## [Aim of the task]
Without omitting anything, retype the data that follows.

==========

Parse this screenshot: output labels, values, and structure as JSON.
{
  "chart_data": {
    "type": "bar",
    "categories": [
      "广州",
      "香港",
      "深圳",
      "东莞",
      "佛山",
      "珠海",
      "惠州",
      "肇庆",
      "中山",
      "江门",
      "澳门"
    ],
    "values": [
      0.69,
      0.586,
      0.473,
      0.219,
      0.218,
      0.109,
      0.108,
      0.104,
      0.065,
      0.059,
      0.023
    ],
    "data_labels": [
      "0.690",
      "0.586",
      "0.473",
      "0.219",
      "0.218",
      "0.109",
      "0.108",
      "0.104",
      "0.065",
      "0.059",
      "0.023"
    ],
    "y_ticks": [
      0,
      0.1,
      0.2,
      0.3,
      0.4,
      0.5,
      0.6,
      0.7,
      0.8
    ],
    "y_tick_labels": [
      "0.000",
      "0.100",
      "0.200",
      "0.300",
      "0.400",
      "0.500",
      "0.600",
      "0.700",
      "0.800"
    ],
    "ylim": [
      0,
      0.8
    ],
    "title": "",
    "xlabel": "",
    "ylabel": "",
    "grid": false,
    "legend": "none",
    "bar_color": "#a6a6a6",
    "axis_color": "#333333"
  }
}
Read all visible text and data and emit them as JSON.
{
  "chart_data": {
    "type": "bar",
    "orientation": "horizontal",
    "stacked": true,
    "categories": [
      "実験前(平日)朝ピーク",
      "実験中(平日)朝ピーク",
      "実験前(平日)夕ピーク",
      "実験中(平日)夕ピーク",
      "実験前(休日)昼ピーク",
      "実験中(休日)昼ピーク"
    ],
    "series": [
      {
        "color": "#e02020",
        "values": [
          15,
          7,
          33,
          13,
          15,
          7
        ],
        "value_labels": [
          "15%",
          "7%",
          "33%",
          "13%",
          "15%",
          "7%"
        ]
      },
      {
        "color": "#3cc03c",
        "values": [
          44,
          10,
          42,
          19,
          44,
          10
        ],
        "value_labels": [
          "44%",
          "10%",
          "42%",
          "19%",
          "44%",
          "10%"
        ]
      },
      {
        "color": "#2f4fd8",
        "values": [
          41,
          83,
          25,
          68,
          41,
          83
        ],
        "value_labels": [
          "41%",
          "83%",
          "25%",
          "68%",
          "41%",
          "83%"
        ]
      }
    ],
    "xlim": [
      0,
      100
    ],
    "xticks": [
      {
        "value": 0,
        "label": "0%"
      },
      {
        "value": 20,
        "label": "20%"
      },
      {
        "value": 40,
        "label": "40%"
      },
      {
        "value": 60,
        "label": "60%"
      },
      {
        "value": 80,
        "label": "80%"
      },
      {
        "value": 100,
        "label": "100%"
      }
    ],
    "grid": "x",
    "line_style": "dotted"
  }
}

==========

## [Solution to this exercise]
Parse this screenshot: output labels, values, and structure as JSON.
{
  "chart_data": {
    "type": "bar",
    "categories": [
      "广州",
      "香港",
      "深圳",
      "东莞",
      "佛山",
      "珠海",
      "惠州",
      "肇庆",
      "中山",
      "江门",
      "澳门"
    ],
    "values": [
      0.69,
      0.586,
      0.473,
      0.219,
      0.218,
      0.109,
      0.108,
      0.104,
      0.065,
      0.059,
      0.023
    ],
    "data_labels": [
      "0.690",
      "0.586",
      "0.473",
      "0.219",
      "0.218",
      "0.109",
      "0.108",
      "0.104",
      "0.065",
      "0.059",
      "0.023"
    ],
    "y_ticks": [
      0,
      0.1,
      0.2,
      0.3,
      0.4,
      0.5,
      0.6,
      0.7,
      0.8
    ],
    "y_tick_labels": [
      "0.000",
      "0.100",
      "0.200",
      "0.300",
      "0.400",
      "0.500",
      "0.600",
      "0.700",
      "0.800"
    ],
    "ylim": [
      0,
      0.8
    ],
    "title": "",
    "xlabel": "",
    "ylabel": "",
    "grid": false,
    "legend": "none",
    "bar_color": "#a6a6a6",
    "axis_color": "#333333"
  }
}
Read all visible text and data and emit them as JSON.
{
  "chart_data": {
    "type": "bar",
    "orientation": "horizontal",
    "stacked": true,
    "categories": [
      "実験前(平日)朝ピーク",
      "実験中(平日)朝ピーク",
      "実験前(平日)夕ピーク",
      "実験中(平日)夕ピーク",
      "実験前(休日)昼ピーク",
      "実験中(休日)昼ピーク"
    ],
    "series": [
      {
        "color": "#e02020",
        "values": [
          15,
          7,
          33,
          13,
          15,
          7
        ],
        "value_labels": [
          "15%",
          "7%",
          "33%",
          "13%",
          "15%",
          "7%"
        ]
      },
      {
        "color": "#3cc03c",
        "values": [
          44,
          10,
          42,
          19,
          44,
          10
        ],
        "value_labels": [
          "44%",
          "10%",
          "42%",
          "19%",
          "44%",
          "10%"
        ]
      },
      {
        "color": "#2f4fd8",
        "values": [
          41,
          83,
          25,
          68,
          41,
          83
        ],
        "value_labels": [
          "41%",
          "83%",
          "25%",
          "68%",
          "41%",
          "83%"
        ]
      }
    ],
    "xlim": [
      0,
      100
    ],
    "xticks": [
      {
        "value": 0,
        "label": "0%"
      },
      {
        "value": 20,
        "label": "20%"
      },
      {
        "value": 40,
        "label": "40%"
      },
      {
        "value": 60,
        "label": "60%"
      },
      {
        "value": 80,
        "label": "80%"
      },
      {
        "value": 100,
        "label": "100%"
      }
    ],
    "grid": "x",
    "line_style": "dotted"
  }
}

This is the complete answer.